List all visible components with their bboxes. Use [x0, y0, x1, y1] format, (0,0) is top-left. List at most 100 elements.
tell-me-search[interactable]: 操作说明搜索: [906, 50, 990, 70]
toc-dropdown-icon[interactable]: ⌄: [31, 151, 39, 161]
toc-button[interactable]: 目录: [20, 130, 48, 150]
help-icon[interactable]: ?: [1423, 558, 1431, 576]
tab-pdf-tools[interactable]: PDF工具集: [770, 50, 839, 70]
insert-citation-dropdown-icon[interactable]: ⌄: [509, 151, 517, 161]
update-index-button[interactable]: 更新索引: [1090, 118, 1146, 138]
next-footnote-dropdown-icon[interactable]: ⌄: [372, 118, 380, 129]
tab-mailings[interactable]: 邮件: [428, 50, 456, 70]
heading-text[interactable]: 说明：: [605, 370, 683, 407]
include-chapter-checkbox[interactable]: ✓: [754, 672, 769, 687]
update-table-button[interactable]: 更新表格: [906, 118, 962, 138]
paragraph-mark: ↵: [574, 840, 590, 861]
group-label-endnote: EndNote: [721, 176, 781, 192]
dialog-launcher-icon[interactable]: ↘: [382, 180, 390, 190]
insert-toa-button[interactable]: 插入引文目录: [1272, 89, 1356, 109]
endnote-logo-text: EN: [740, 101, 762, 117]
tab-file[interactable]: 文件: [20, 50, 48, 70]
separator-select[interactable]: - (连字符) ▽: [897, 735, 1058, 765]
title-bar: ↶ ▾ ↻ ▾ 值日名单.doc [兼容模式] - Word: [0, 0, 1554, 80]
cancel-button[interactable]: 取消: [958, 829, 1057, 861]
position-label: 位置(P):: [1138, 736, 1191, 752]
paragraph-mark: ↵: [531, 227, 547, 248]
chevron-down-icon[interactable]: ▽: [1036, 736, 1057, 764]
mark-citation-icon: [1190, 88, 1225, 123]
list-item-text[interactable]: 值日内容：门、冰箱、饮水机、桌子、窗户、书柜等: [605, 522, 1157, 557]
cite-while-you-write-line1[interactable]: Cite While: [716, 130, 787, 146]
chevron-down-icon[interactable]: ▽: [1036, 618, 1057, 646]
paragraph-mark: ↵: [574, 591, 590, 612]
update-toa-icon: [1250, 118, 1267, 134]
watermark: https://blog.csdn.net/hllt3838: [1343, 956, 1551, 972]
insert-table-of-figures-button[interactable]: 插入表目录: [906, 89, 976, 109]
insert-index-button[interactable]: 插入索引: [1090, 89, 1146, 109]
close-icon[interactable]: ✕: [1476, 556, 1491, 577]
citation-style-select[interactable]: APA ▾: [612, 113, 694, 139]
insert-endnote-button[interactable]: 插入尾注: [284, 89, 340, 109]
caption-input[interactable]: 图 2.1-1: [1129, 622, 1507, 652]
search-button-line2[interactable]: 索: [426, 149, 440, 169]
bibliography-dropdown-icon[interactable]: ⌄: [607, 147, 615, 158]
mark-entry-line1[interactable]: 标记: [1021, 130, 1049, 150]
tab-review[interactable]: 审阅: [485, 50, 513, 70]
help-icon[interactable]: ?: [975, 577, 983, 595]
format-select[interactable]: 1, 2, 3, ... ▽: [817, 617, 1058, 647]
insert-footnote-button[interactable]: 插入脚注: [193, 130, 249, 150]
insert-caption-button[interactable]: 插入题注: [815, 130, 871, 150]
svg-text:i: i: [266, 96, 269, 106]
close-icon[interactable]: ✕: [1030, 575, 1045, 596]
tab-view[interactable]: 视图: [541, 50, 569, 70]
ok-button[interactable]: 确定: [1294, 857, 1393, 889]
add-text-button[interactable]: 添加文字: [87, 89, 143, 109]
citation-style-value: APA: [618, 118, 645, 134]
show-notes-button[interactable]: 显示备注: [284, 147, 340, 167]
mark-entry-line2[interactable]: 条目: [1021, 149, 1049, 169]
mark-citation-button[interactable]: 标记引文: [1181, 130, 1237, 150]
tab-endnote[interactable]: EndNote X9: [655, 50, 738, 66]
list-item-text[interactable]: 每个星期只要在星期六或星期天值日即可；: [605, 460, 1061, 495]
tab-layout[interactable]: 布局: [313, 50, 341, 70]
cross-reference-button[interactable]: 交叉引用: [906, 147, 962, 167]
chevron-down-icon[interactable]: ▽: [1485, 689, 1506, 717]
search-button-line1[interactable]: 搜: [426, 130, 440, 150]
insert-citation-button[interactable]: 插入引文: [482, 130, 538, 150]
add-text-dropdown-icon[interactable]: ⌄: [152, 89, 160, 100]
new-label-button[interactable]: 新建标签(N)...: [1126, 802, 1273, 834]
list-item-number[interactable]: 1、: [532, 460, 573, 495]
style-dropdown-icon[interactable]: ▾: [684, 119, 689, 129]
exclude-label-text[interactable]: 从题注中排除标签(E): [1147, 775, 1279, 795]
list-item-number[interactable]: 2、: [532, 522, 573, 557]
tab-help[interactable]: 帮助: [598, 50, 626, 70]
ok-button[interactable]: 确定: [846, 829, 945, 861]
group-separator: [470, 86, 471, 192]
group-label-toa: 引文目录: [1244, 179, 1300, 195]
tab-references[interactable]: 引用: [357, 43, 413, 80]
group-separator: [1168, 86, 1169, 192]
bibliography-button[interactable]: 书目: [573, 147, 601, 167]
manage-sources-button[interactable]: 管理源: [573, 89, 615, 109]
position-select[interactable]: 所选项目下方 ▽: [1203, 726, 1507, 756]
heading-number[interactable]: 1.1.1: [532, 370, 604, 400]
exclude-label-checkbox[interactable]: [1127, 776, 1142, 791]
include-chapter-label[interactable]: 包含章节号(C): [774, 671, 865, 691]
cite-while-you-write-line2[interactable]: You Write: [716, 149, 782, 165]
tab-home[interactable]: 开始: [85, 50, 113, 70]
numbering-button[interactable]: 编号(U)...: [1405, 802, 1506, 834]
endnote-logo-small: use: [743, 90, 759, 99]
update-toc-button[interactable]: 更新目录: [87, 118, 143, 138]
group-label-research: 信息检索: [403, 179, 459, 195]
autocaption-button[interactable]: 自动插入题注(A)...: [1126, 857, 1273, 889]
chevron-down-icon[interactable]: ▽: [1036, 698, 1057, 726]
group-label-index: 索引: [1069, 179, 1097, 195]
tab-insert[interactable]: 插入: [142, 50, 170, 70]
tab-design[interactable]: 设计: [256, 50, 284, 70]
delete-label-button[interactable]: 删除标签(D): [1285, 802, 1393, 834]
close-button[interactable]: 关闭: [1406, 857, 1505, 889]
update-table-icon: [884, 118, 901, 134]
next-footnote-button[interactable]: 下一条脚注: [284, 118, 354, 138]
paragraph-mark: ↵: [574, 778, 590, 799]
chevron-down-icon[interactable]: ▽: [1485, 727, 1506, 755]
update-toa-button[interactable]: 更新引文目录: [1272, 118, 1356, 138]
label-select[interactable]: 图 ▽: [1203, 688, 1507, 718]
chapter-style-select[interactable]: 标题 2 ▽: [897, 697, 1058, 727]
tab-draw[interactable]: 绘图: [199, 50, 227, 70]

********

Please change every "paragraph-mark" in the lines above to "pilcrow-symbol" and leave everything else as it is.

List all visible components with their bboxes. Use [x0, y0, x1, y1] format, (0,0) is top-left. List at most 100 elements.
tell-me-search[interactable]: 操作说明搜索: [906, 50, 990, 70]
toc-dropdown-icon[interactable]: ⌄: [31, 151, 39, 161]
toc-button[interactable]: 目录: [20, 130, 48, 150]
help-icon[interactable]: ?: [1423, 558, 1431, 576]
tab-pdf-tools[interactable]: PDF工具集: [770, 50, 839, 70]
insert-citation-dropdown-icon[interactable]: ⌄: [509, 151, 517, 161]
update-index-button[interactable]: 更新索引: [1090, 118, 1146, 138]
next-footnote-dropdown-icon[interactable]: ⌄: [372, 118, 380, 129]
tab-mailings[interactable]: 邮件: [428, 50, 456, 70]
heading-text[interactable]: 说明：: [605, 370, 683, 407]
include-chapter-checkbox[interactable]: ✓: [754, 672, 769, 687]
update-table-button[interactable]: 更新表格: [906, 118, 962, 138]
pilcrow-symbol: ↵: [574, 840, 590, 861]
group-label-endnote: EndNote: [721, 176, 781, 192]
dialog-launcher-icon[interactable]: ↘: [382, 180, 390, 190]
insert-toa-button[interactable]: 插入引文目录: [1272, 89, 1356, 109]
endnote-logo-text: EN: [740, 101, 762, 117]
tab-file[interactable]: 文件: [20, 50, 48, 70]
separator-select[interactable]: - (连字符) ▽: [897, 735, 1058, 765]
title-bar: ↶ ▾ ↻ ▾ 值日名单.doc [兼容模式] - Word: [0, 0, 1554, 80]
cancel-button[interactable]: 取消: [958, 829, 1057, 861]
position-label: 位置(P):: [1138, 736, 1191, 752]
pilcrow-symbol: ↵: [531, 227, 547, 248]
chevron-down-icon[interactable]: ▽: [1036, 736, 1057, 764]
mark-citation-icon: [1190, 88, 1225, 123]
list-item-text[interactable]: 值日内容：门、冰箱、饮水机、桌子、窗户、书柜等: [605, 522, 1157, 557]
cite-while-you-write-line1[interactable]: Cite While: [716, 130, 787, 146]
chevron-down-icon[interactable]: ▽: [1036, 618, 1057, 646]
pilcrow-symbol: ↵: [574, 591, 590, 612]
update-toa-icon: [1250, 118, 1267, 134]
watermark: https://blog.csdn.net/hllt3838: [1343, 956, 1551, 972]
insert-table-of-figures-button[interactable]: 插入表目录: [906, 89, 976, 109]
insert-index-button[interactable]: 插入索引: [1090, 89, 1146, 109]
close-icon[interactable]: ✕: [1476, 556, 1491, 577]
citation-style-select[interactable]: APA ▾: [612, 113, 694, 139]
insert-endnote-button[interactable]: 插入尾注: [284, 89, 340, 109]
caption-input[interactable]: 图 2.1-1: [1129, 622, 1507, 652]
search-button-line2[interactable]: 索: [426, 149, 440, 169]
bibliography-dropdown-icon[interactable]: ⌄: [607, 147, 615, 158]
mark-entry-line1[interactable]: 标记: [1021, 130, 1049, 150]
tab-review[interactable]: 审阅: [485, 50, 513, 70]
help-icon[interactable]: ?: [975, 577, 983, 595]
format-select[interactable]: 1, 2, 3, ... ▽: [817, 617, 1058, 647]
insert-footnote-button[interactable]: 插入脚注: [193, 130, 249, 150]
insert-caption-button[interactable]: 插入题注: [815, 130, 871, 150]
svg-text:i: i: [266, 96, 269, 106]
close-icon[interactable]: ✕: [1030, 575, 1045, 596]
tab-view[interactable]: 视图: [541, 50, 569, 70]
ok-button[interactable]: 确定: [1294, 857, 1393, 889]
add-text-button[interactable]: 添加文字: [87, 89, 143, 109]
citation-style-value: APA: [618, 118, 645, 134]
show-notes-button[interactable]: 显示备注: [284, 147, 340, 167]
mark-entry-line2[interactable]: 条目: [1021, 149, 1049, 169]
mark-citation-button[interactable]: 标记引文: [1181, 130, 1237, 150]
tab-endnote[interactable]: EndNote X9: [655, 50, 738, 66]
list-item-text[interactable]: 每个星期只要在星期六或星期天值日即可；: [605, 460, 1061, 495]
tab-layout[interactable]: 布局: [313, 50, 341, 70]
cross-reference-button[interactable]: 交叉引用: [906, 147, 962, 167]
chevron-down-icon[interactable]: ▽: [1485, 689, 1506, 717]
search-button-line1[interactable]: 搜: [426, 130, 440, 150]
insert-citation-button[interactable]: 插入引文: [482, 130, 538, 150]
add-text-dropdown-icon[interactable]: ⌄: [152, 89, 160, 100]
new-label-button[interactable]: 新建标签(N)...: [1126, 802, 1273, 834]
list-item-number[interactable]: 1、: [532, 460, 573, 495]
style-dropdown-icon[interactable]: ▾: [684, 119, 689, 129]
exclude-label-text[interactable]: 从题注中排除标签(E): [1147, 775, 1279, 795]
list-item-number[interactable]: 2、: [532, 522, 573, 557]
tab-help[interactable]: 帮助: [598, 50, 626, 70]
ok-button[interactable]: 确定: [846, 829, 945, 861]
group-separator: [470, 86, 471, 192]
group-label-toa: 引文目录: [1244, 179, 1300, 195]
tab-references[interactable]: 引用: [357, 43, 413, 80]
group-separator: [1168, 86, 1169, 192]
bibliography-button[interactable]: 书目: [573, 147, 601, 167]
manage-sources-button[interactable]: 管理源: [573, 89, 615, 109]
position-select[interactable]: 所选项目下方 ▽: [1203, 726, 1507, 756]
heading-number[interactable]: 1.1.1: [532, 370, 604, 400]
exclude-label-checkbox[interactable]: [1127, 776, 1142, 791]
include-chapter-label[interactable]: 包含章节号(C): [774, 671, 865, 691]
cite-while-you-write-line2[interactable]: You Write: [716, 149, 782, 165]
tab-home[interactable]: 开始: [85, 50, 113, 70]
numbering-button[interactable]: 编号(U)...: [1405, 802, 1506, 834]
endnote-logo-small: use: [743, 90, 759, 99]
update-toc-button[interactable]: 更新目录: [87, 118, 143, 138]
group-label-research: 信息检索: [403, 179, 459, 195]
autocaption-button[interactable]: 自动插入题注(A)...: [1126, 857, 1273, 889]
chevron-down-icon[interactable]: ▽: [1036, 698, 1057, 726]
group-label-index: 索引: [1069, 179, 1097, 195]
tab-insert[interactable]: 插入: [142, 50, 170, 70]
tab-design[interactable]: 设计: [256, 50, 284, 70]
delete-label-button[interactable]: 删除标签(D): [1285, 802, 1393, 834]
close-button[interactable]: 关闭: [1406, 857, 1505, 889]
update-table-icon: [884, 118, 901, 134]
next-footnote-button[interactable]: 下一条脚注: [284, 118, 354, 138]
pilcrow-symbol: ↵: [574, 778, 590, 799]
chevron-down-icon[interactable]: ▽: [1485, 727, 1506, 755]
update-toa-button[interactable]: 更新引文目录: [1272, 118, 1356, 138]
label-select[interactable]: 图 ▽: [1203, 688, 1507, 718]
chapter-style-select[interactable]: 标题 2 ▽: [897, 697, 1058, 727]
tab-draw[interactable]: 绘图: [199, 50, 227, 70]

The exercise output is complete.